What the task asks: Format each line of the items below as a JSON list of strings, with one string per line and no blank lines.

Stored items

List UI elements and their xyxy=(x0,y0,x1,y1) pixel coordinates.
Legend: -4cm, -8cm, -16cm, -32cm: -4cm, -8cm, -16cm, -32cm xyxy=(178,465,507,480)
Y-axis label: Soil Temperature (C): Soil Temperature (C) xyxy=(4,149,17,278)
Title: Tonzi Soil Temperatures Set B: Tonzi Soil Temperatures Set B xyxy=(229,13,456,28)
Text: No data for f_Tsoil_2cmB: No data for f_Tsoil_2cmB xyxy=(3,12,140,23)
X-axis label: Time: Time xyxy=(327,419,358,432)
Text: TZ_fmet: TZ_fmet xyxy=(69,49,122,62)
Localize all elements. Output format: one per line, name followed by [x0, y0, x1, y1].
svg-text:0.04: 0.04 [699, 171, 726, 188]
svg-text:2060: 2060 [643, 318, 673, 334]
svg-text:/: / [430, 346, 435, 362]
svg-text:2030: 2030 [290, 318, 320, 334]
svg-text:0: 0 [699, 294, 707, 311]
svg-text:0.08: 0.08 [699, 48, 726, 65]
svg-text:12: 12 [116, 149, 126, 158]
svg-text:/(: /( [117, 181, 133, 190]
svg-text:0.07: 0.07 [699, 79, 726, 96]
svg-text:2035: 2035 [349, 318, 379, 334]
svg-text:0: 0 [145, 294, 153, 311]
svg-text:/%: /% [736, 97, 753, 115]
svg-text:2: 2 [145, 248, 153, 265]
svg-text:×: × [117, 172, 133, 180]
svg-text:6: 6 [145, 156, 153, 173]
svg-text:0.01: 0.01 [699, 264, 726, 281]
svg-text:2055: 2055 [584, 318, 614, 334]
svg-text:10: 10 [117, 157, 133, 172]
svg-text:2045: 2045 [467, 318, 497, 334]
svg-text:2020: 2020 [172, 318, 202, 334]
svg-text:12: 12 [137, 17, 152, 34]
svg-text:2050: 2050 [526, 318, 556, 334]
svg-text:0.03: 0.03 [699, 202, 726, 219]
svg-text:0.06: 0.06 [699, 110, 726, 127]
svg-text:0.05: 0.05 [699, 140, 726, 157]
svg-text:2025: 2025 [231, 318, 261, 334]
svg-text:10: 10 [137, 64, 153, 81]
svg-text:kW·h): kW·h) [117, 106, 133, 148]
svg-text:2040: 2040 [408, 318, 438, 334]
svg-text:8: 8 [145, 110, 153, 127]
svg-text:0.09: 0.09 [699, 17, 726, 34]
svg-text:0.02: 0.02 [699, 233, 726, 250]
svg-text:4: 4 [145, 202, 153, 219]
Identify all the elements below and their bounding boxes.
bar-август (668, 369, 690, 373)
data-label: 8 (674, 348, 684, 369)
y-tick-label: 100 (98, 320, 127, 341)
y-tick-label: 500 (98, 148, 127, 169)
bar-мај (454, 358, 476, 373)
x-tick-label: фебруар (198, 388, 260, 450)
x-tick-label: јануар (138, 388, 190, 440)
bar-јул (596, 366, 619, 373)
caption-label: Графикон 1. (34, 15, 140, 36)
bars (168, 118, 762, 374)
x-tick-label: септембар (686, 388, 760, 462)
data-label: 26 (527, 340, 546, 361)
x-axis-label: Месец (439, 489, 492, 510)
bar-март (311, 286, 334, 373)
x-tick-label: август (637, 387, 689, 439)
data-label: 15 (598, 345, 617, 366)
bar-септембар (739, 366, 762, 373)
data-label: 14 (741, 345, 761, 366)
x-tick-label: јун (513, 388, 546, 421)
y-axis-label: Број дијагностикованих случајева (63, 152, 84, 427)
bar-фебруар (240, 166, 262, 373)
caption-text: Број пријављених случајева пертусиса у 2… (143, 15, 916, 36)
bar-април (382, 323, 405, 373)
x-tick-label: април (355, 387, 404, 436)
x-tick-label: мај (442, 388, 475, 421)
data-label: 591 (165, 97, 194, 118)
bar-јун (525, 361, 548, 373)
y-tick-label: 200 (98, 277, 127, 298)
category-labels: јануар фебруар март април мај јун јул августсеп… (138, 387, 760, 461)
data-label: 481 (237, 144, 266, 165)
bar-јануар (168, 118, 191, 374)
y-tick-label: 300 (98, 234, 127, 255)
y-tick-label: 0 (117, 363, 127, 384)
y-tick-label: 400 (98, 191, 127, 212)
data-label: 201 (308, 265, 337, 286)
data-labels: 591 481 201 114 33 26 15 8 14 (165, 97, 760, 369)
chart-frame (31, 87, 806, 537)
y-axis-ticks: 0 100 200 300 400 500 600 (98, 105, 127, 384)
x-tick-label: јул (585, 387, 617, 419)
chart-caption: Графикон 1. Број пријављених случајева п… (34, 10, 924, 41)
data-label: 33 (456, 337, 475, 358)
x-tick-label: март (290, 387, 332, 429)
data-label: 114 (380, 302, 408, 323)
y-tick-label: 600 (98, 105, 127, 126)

Result of this task:
[
  "List UI elements and their xyxy=(x0,y0,x1,y1) pixel coordinates.",
  "Legend: -4cm, -8cm, -16cm, -32cm: -4cm, -8cm, -16cm, -32cm xyxy=(178,465,507,480)",
  "Y-axis label: Soil Temperature (C): Soil Temperature (C) xyxy=(4,149,17,278)",
  "Title: Tonzi Soil Temperatures Set B: Tonzi Soil Temperatures Set B xyxy=(229,13,456,28)",
  "Text: No data for f_Tsoil_2cmB: No data for f_Tsoil_2cmB xyxy=(3,12,140,23)",
  "X-axis label: Time: Time xyxy=(327,419,358,432)",
  "Text: TZ_fmet: TZ_fmet xyxy=(69,49,122,62)",
  "Localize all elements. Output format: one per line, name followed by [x0, y0, x1, y1].",
  "svg-text:0.04: 0.04 [699, 171, 726, 188]",
  "svg-text:2060: 2060 [643, 318, 673, 334]",
  "svg-text:/: / [430, 346, 435, 362]",
  "svg-text:2030: 2030 [290, 318, 320, 334]",
  "svg-text:0: 0 [699, 294, 707, 311]",
  "svg-text:0.08: 0.08 [699, 48, 726, 65]",
  "svg-text:12: 12 [116, 149, 126, 158]",
  "svg-text:/(: /( [117, 181, 133, 190]",
  "svg-text:0.07: 0.07 [699, 79, 726, 96]",
  "svg-text:2035: 2035 [349, 318, 379, 334]",
  "svg-text:0: 0 [145, 294, 153, 311]",
  "svg-text:/%: /% [736, 97, 753, 115]",
  "svg-text:2: 2 [145, 248, 153, 265]",
  "svg-text:×: × [117, 172, 133, 180]",
  "svg-text:6: 6 [145, 156, 153, 173]",
  "svg-text:0.01: 0.01 [699, 264, 726, 281]",
  "svg-text:2055: 2055 [584, 318, 614, 334]",
  "svg-text:10: 10 [117, 157, 133, 172]",
  "svg-text:2045: 2045 [467, 318, 497, 334]",
  "svg-text:2020: 2020 [172, 318, 202, 334]",
  "svg-text:12: 12 [137, 17, 152, 34]",
  "svg-text:2050: 2050 [526, 318, 556, 334]",
  "svg-text:0.03: 0.03 [699, 202, 726, 219]",
  "svg-text:0.06: 0.06 [699, 110, 726, 127]",
  "svg-text:0.05: 0.05 [699, 140, 726, 157]",
  "svg-text:2025: 2025 [231, 318, 261, 334]",
  "svg-text:10: 10 [137, 64, 153, 81]",
  "svg-text:kW·h): kW·h) [117, 106, 133, 148]",
  "svg-text:2040: 2040 [408, 318, 438, 334]",
  "svg-text:8: 8 [145, 110, 153, 127]",
  "svg-text:0.09: 0.09 [699, 17, 726, 34]",
  "svg-text:0.02: 0.02 [699, 233, 726, 250]",
  "svg-text:4: 4 [145, 202, 153, 219]",
  "Identify all the elements below and their bounding boxes.",
  "bar-август (668, 369, 690, 373)",
  "data-label: 8 (674, 348, 684, 369)",
  "y-tick-label: 100 (98, 320, 127, 341)",
  "y-tick-label: 500 (98, 148, 127, 169)",
  "bar-мај (454, 358, 476, 373)",
  "x-tick-label: фебруар (198, 388, 260, 450)",
  "x-tick-label: јануар (138, 388, 190, 440)",
  "bar-јул (596, 366, 619, 373)",
  "caption-label: Графикон 1. (34, 15, 140, 36)",
  "bars (168, 118, 762, 374)",
  "x-tick-label: септембар (686, 388, 760, 462)",
  "data-label: 26 (527, 340, 546, 361)",
  "x-axis-label: Месец (439, 489, 492, 510)",
  "bar-март (311, 286, 334, 373)",
  "x-tick-label: август (637, 387, 689, 439)",
  "data-label: 15 (598, 345, 617, 366)",
  "bar-септембар (739, 366, 762, 373)",
  "data-label: 14 (741, 345, 761, 366)",
  "x-tick-label: јун (513, 388, 546, 421)",
  "y-axis-label: Број дијагностикованих случајева (63, 152, 84, 427)",
  "bar-фебруар (240, 166, 262, 373)",
  "caption-text: Број пријављених случајева пертусиса у 2… (143, 15, 916, 36)",
  "bar-април (382, 323, 405, 373)",
  "x-tick-label: април (355, 387, 404, 436)",
  "x-tick-label: мај (442, 388, 475, 421)",
  "data-label: 591 (165, 97, 194, 118)",
  "bar-јун (525, 361, 548, 373)",
  "y-tick-label: 200 (98, 277, 127, 298)",
  "category-labels: јануар фебруар март април мај јун јул августсеп… (138, 387, 760, 461)",
  "data-label: 481 (237, 144, 266, 165)",
  "bar-јануар (168, 118, 191, 374)",
  "y-tick-label: 300 (98, 234, 127, 255)",
  "y-tick-label: 0 (117, 363, 127, 384)",
  "y-tick-label: 400 (98, 191, 127, 212)",
  "data-label: 201 (308, 265, 337, 286)",
  "data-labels: 591 481 201 114 33 26 15 8 14 (165, 97, 760, 369)",
  "chart-frame (31, 87, 806, 537)",
  "y-axis-ticks: 0 100 200 300 400 500 600 (98, 105, 127, 384)",
  "x-tick-label: јул (585, 387, 617, 419)",
  "chart-caption: Графикон 1. Број пријављених случајева п… (34, 10, 924, 41)",
  "data-label: 33 (456, 337, 475, 358)",
  "x-tick-label: март (290, 387, 332, 429)",
  "data-label: 114 (380, 302, 408, 323)",
  "y-tick-label: 600 (98, 105, 127, 126)"
]